- [Task]: Below is the data. Give it again, complete and exact.

- [Records to use]:
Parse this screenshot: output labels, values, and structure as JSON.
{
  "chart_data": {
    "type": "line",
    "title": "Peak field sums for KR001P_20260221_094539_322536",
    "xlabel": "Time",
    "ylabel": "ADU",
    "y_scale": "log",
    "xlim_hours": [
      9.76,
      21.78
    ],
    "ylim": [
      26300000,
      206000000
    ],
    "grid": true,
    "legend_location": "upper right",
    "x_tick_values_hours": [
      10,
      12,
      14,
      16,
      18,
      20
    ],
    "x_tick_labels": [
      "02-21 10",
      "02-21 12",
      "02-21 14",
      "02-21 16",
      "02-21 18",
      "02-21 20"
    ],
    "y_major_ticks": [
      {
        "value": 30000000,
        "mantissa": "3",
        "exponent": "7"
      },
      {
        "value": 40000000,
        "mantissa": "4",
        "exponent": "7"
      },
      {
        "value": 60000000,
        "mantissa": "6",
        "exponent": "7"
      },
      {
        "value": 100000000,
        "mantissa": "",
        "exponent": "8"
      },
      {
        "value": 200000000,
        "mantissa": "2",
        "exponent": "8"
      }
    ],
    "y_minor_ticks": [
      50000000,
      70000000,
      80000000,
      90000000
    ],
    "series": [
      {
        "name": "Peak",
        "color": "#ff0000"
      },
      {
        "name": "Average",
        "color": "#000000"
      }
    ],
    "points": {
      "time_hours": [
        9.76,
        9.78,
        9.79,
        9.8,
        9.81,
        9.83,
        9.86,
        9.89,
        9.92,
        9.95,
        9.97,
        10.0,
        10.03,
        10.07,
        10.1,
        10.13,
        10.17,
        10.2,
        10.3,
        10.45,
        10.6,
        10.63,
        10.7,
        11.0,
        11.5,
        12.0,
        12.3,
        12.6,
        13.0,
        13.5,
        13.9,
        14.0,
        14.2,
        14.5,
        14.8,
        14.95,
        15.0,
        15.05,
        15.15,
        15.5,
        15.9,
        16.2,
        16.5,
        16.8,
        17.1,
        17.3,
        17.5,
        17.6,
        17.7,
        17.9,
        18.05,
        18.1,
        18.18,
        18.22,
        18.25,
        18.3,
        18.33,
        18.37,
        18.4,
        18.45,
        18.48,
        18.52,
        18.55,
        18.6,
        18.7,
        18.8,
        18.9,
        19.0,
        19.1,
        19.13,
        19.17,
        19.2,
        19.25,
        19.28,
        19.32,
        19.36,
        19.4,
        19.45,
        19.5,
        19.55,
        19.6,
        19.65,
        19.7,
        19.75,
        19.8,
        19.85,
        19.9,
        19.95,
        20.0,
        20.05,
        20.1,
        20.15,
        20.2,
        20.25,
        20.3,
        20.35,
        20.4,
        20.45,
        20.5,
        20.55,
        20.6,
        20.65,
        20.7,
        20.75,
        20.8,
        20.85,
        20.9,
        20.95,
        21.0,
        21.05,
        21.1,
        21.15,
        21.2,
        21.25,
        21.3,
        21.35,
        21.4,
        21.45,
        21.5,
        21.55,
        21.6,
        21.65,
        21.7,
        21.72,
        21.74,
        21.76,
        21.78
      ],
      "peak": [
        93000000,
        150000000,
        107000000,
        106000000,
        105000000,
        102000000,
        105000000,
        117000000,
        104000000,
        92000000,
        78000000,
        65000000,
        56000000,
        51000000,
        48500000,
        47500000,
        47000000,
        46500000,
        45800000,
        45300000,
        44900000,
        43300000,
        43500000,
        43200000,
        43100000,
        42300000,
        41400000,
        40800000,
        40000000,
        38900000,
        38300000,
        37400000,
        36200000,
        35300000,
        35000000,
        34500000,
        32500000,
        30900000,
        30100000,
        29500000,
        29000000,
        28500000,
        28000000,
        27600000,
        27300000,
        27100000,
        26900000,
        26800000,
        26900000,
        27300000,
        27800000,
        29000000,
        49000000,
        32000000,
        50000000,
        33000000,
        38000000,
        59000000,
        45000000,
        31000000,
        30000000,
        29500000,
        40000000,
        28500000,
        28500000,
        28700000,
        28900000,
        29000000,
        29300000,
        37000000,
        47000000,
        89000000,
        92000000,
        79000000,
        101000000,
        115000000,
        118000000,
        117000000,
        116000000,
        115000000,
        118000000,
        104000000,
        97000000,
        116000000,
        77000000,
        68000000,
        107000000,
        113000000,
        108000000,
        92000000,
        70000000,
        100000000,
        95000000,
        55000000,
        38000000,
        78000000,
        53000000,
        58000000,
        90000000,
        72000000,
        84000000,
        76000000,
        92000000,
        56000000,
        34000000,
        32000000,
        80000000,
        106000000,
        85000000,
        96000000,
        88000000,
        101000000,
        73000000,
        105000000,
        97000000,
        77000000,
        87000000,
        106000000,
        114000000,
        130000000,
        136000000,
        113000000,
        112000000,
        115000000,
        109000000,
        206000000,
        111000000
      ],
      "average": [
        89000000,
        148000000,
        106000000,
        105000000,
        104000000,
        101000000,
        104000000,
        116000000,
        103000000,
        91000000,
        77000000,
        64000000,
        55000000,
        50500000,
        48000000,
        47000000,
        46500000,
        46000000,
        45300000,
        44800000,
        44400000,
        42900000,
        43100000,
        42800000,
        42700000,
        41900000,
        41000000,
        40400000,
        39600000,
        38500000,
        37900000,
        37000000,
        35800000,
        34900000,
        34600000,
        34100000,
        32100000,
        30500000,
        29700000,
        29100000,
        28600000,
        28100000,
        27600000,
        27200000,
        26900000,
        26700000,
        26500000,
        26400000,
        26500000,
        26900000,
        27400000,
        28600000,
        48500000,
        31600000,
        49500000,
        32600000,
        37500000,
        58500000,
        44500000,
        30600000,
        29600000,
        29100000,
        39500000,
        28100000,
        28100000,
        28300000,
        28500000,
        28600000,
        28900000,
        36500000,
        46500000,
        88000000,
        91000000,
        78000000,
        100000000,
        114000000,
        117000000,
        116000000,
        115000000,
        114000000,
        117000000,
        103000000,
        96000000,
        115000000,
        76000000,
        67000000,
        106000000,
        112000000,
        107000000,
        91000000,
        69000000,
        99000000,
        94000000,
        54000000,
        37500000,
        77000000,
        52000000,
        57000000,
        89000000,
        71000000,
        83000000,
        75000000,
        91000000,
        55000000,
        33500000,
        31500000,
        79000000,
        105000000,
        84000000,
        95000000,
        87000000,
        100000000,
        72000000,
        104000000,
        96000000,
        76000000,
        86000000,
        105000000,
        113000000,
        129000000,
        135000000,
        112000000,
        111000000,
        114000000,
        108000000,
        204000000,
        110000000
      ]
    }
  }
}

- [Output for this exercise]:
Parse this screenshot: output labels, values, and structure as JSON.
{
  "chart_data": {
    "type": "line",
    "title": "Peak field sums for KR001P_20260221_094539_322536",
    "xlabel": "Time",
    "ylabel": "ADU",
    "y_scale": "log",
    "xlim_hours": [
      9.76,
      21.78
    ],
    "ylim": [
      26300000,
      206000000
    ],
    "grid": true,
    "legend_location": "upper right",
    "x_tick_values_hours": [
      10,
      12,
      14,
      16,
      18,
      20
    ],
    "x_tick_labels": [
      "02-21 10",
      "02-21 12",
      "02-21 14",
      "02-21 16",
      "02-21 18",
      "02-21 20"
    ],
    "y_major_ticks": [
      {
        "value": 30000000,
        "mantissa": "3",
        "exponent": "7"
      },
      {
        "value": 40000000,
        "mantissa": "4",
        "exponent": "7"
      },
      {
        "value": 60000000,
        "mantissa": "6",
        "exponent": "7"
      },
      {
        "value": 100000000,
        "mantissa": "",
        "exponent": "8"
      },
      {
        "value": 200000000,
        "mantissa": "2",
        "exponent": "8"
      }
    ],
    "y_minor_ticks": [
      50000000,
      70000000,
      80000000,
      90000000
    ],
    "series": [
      {
        "name": "Peak",
        "color": "#ff0000"
      },
      {
        "name": "Average",
        "color": "#000000"
      }
    ],
    "points": {
      "time_hours": [
        9.76,
        9.78,
        9.79,
        9.8,
        9.81,
        9.83,
        9.86,
        9.89,
        9.92,
        9.95,
        9.97,
        10.0,
        10.03,
        10.07,
        10.1,
        10.13,
        10.17,
        10.2,
        10.3,
        10.45,
        10.6,
        10.63,
        10.7,
        11.0,
        11.5,
        12.0,
        12.3,
        12.6,
        13.0,
        13.5,
        13.9,
        14.0,
        14.2,
        14.5,
        14.8,
        14.95,
        15.0,
        15.05,
        15.15,
        15.5,
        15.9,
        16.2,
        16.5,
        16.8,
        17.1,
        17.3,
        17.5,
        17.6,
        17.7,
        17.9,
        18.05,
        18.1,
        18.18,
        18.22,
        18.25,
        18.3,
        18.33,
        18.37,
        18.4,
        18.45,
        18.48,
        18.52,
        18.55,
        18.6,
        18.7,
        18.8,
        18.9,
        19.0,
        19.1,
        19.13,
        19.17,
        19.2,
        19.25,
        19.28,
        19.32,
        19.36,
        19.4,
        19.45,
        19.5,
        19.55,
        19.6,
        19.65,
        19.7,
        19.75,
        19.8,
        19.85,
        19.9,
        19.95,
        20.0,
        20.05,
        20.1,
        20.15,
        20.2,
        20.25,
        20.3,
        20.35,
        20.4,
        20.45,
        20.5,
        20.55,
        20.6,
        20.65,
        20.7,
        20.75,
        20.8,
        20.85,
        20.9,
        20.95,
        21.0,
        21.05,
        21.1,
        21.15,
        21.2,
        21.25,
        21.3,
        21.35,
        21.4,
        21.45,
        21.5,
        21.55,
        21.6,
        21.65,
        21.7,
        21.72,
        21.74,
        21.76,
        21.78
      ],
      "peak": [
        93000000,
        150000000,
        107000000,
        106000000,
        105000000,
        102000000,
        105000000,
        117000000,
        104000000,
        92000000,
        78000000,
        65000000,
        56000000,
        51000000,
        48500000,
        47500000,
        47000000,
        46500000,
        45800000,
        45300000,
        44900000,
        43300000,
        43500000,
        43200000,
        43100000,
        42300000,
        41400000,
        40800000,
        40000000,
        38900000,
        38300000,
        37400000,
        36200000,
        35300000,
        35000000,
        34500000,
        32500000,
        30900000,
        30100000,
        29500000,
        29000000,
        28500000,
        28000000,
        27600000,
        27300000,
        27100000,
        26900000,
        26800000,
        26900000,
        27300000,
        27800000,
        29000000,
        49000000,
        32000000,
        50000000,
        33000000,
        38000000,
        59000000,
        45000000,
        31000000,
        30000000,
        29500000,
        40000000,
        28500000,
        28500000,
        28700000,
        28900000,
        29000000,
        29300000,
        37000000,
        47000000,
        89000000,
        92000000,
        79000000,
        101000000,
        115000000,
        118000000,
        117000000,
        116000000,
        115000000,
        118000000,
        104000000,
        97000000,
        116000000,
        77000000,
        68000000,
        107000000,
        113000000,
        108000000,
        92000000,
        70000000,
        100000000,
        95000000,
        55000000,
        38000000,
        78000000,
        53000000,
        58000000,
        90000000,
        72000000,
        84000000,
        76000000,
        92000000,
        56000000,
        34000000,
        32000000,
        80000000,
        106000000,
        85000000,
        96000000,
        88000000,
        101000000,
        73000000,
        105000000,
        97000000,
        77000000,
        87000000,
        106000000,
        114000000,
        130000000,
        136000000,
        113000000,
        112000000,
        115000000,
        109000000,
        206000000,
        111000000
      ],
      "average": [
        89000000,
        148000000,
        106000000,
        105000000,
        104000000,
        101000000,
        104000000,
        116000000,
        103000000,
        91000000,
        77000000,
        64000000,
        55000000,
        50500000,
        48000000,
        47000000,
        46500000,
        46000000,
        45300000,
        44800000,
        44400000,
        42900000,
        43100000,
        42800000,
        42700000,
        41900000,
        41000000,
        40400000,
        39600000,
        38500000,
        37900000,
        37000000,
        35800000,
        34900000,
        34600000,
        34100000,
        32100000,
        30500000,
        29700000,
        29100000,
        28600000,
        28100000,
        27600000,
        27200000,
        26900000,
        26700000,
        26500000,
        26400000,
        26500000,
        26900000,
        27400000,
        28600000,
        48500000,
        31600000,
        49500000,
        32600000,
        37500000,
        58500000,
        44500000,
        30600000,
        29600000,
        29100000,
        39500000,
        28100000,
        28100000,
        28300000,
        28500000,
        28600000,
        28900000,
        36500000,
        46500000,
        88000000,
        91000000,
        78000000,
        100000000,
        114000000,
        117000000,
        116000000,
        115000000,
        114000000,
        117000000,
        103000000,
        96000000,
        115000000,
        76000000,
        67000000,
        106000000,
        112000000,
        107000000,
        91000000,
        69000000,
        99000000,
        94000000,
        54000000,
        37500000,
        77000000,
        52000000,
        57000000,
        89000000,
        71000000,
        83000000,
        75000000,
        91000000,
        55000000,
        33500000,
        31500000,
        79000000,
        105000000,
        84000000,
        95000000,
        87000000,
        100000000,
        72000000,
        104000000,
        96000000,
        76000000,
        86000000,
        105000000,
        113000000,
        129000000,
        135000000,
        112000000,
        111000000,
        114000000,
        108000000,
        204000000,
        110000000
      ]
    }
  }
}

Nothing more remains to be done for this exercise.